Set down each entry exactly as given; pictures should not appear in the copy.
##### TASK INPUTS
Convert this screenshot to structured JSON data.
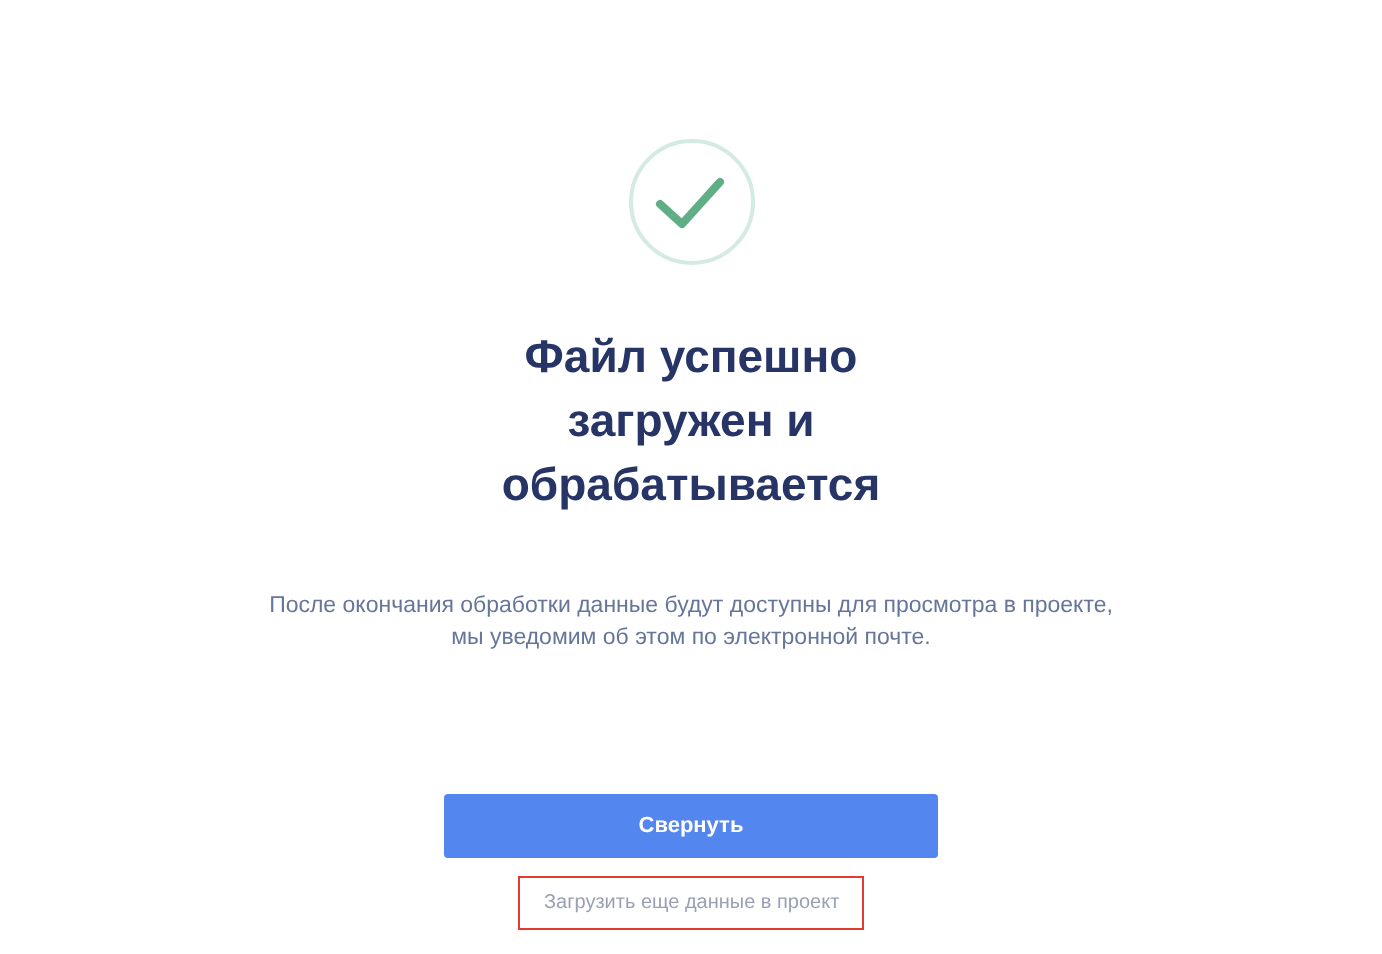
{
  "title": [
    "Файл успешно",
    "загружен и",
    "обрабатывается"
  ],
  "message": [
    "После окончания обработки данные будут доступны для просмотра в проекте,",
    "мы уведомим об этом по электронной почте."
  ],
  "primary_button": "Свернуть",
  "secondary_link": {
    "label": "Загрузить еще данные в проект",
    "highlighted": true
  }
}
##########
_TASK OUTPUT_
Convert this screenshot to structured JSON data.
{
  "title": [
    "Файл успешно",
    "загружен и",
    "обрабатывается"
  ],
  "message": [
    "После окончания обработки данные будут доступны для просмотра в проекте,",
    "мы уведомим об этом по электронной почте."
  ],
  "primary_button": "Свернуть",
  "secondary_link": {
    "label": "Загрузить еще данные в проект",
    "highlighted": true
  }
}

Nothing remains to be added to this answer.